» WHAT YOU HAVE TO DO
Note each line of the listing that contains the string "садов", and copy it.

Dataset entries
* * * * * * *

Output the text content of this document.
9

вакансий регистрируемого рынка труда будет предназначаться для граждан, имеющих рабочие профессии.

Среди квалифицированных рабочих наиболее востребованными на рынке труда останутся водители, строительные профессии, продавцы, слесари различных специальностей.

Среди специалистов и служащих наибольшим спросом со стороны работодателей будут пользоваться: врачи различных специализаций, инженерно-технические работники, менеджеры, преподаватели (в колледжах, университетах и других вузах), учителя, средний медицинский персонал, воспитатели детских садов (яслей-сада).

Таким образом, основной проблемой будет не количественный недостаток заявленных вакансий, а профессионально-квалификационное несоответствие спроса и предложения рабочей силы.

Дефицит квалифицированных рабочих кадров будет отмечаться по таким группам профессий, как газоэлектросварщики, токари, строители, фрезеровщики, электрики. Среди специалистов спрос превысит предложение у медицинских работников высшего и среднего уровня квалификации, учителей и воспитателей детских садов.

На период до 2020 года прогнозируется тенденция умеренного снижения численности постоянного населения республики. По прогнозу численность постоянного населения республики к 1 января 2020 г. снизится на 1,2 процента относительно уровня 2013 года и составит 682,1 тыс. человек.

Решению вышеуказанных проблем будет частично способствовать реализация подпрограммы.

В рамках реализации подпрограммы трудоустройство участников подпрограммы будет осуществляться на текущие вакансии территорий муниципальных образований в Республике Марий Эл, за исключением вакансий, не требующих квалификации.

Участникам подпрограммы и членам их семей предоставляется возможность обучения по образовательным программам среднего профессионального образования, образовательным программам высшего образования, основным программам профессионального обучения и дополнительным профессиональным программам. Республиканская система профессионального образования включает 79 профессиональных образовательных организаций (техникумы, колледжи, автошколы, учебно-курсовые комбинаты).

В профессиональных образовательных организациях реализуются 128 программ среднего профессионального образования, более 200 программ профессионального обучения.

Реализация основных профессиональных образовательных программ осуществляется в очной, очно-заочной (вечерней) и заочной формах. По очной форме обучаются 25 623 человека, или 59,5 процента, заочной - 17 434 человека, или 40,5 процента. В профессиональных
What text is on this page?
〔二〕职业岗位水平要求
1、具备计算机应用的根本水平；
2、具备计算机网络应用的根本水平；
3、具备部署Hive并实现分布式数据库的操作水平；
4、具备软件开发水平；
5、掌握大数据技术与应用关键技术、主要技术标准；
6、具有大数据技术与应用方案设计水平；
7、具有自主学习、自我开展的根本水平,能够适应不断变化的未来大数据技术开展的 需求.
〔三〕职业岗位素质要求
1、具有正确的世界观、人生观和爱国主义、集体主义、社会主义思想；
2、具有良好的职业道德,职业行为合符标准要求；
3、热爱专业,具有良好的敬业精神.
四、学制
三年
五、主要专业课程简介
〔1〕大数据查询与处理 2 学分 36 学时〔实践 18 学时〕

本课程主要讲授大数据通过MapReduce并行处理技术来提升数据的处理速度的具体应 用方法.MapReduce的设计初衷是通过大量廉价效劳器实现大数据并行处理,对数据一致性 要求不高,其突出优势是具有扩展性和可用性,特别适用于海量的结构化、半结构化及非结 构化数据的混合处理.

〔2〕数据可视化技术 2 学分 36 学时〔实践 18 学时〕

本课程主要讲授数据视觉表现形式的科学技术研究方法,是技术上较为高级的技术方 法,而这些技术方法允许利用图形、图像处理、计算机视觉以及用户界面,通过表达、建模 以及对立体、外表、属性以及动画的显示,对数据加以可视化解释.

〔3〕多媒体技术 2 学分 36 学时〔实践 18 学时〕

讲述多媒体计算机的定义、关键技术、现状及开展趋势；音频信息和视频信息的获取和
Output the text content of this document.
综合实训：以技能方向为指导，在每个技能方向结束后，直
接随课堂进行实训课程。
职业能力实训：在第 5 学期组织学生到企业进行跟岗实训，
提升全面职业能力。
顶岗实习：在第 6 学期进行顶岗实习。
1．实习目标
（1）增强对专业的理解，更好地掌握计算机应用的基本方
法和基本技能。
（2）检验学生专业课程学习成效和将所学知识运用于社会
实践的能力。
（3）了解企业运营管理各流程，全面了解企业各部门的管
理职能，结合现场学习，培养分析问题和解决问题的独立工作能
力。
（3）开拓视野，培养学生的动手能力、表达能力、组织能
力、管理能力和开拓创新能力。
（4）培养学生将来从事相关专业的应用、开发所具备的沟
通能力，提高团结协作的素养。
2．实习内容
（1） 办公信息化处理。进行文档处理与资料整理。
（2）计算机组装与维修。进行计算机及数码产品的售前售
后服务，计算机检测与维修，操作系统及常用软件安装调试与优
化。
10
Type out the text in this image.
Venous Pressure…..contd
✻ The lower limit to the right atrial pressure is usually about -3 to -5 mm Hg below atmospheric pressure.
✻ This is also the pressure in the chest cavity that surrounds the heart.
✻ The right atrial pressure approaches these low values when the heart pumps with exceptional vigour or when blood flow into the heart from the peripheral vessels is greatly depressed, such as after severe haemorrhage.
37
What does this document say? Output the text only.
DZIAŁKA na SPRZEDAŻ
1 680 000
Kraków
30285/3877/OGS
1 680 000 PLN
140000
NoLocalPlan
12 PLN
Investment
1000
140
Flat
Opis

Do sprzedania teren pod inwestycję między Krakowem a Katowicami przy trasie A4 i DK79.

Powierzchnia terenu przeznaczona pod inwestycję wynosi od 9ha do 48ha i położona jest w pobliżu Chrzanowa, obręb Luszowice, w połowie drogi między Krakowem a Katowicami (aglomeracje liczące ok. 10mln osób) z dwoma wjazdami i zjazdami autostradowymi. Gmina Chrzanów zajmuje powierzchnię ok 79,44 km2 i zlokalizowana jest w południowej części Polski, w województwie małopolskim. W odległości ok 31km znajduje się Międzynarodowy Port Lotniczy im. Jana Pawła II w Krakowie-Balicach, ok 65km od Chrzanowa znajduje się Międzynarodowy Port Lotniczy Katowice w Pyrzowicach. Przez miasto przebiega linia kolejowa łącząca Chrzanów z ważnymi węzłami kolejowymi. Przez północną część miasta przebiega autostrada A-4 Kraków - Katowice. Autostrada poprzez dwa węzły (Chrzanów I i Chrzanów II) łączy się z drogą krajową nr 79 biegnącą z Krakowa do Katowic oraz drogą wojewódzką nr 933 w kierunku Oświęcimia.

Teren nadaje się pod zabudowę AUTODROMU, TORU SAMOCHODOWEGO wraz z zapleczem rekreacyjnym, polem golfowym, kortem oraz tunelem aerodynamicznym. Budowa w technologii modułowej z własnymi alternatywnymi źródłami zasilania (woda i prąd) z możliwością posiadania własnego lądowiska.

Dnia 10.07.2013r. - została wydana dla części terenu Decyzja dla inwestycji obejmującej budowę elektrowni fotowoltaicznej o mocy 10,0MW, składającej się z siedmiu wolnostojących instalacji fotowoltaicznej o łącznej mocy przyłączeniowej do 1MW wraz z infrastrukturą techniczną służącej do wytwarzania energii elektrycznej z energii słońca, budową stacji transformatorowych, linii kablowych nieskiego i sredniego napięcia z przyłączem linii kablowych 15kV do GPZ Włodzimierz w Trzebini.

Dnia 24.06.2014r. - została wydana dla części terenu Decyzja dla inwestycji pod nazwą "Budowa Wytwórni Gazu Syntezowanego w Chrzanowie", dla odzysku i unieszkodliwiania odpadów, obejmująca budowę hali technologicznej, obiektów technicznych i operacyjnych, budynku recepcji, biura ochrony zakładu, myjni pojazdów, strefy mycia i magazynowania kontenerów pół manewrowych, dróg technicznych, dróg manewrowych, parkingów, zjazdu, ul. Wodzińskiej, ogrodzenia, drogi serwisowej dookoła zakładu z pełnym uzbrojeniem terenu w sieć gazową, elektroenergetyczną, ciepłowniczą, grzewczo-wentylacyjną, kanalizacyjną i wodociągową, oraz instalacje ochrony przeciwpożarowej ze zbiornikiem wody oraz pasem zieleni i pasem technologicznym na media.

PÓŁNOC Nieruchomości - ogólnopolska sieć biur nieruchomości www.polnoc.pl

* * * * * * *

» THE SOLUTION
Среди специалистов и служащих наибольшим спросом со стороны работодателей будут пользоваться: врачи различных специализаций, инженерно-технические работники, менеджеры, преподаватели (в колледжах, университетах и других вузах), учителя, средний медицинский персонал, воспитатели детских садов (яслей-сада).
Дефицит квалифицированных рабочих кадров будет отмечаться по таким группам профессий, как газоэлектросварщики, токари, строители, фрезеровщики, электрики. Среди специалистов спрос превысит предложение у медицинских работников высшего и среднего уровня квалификации, учителей и воспитателей детских садов.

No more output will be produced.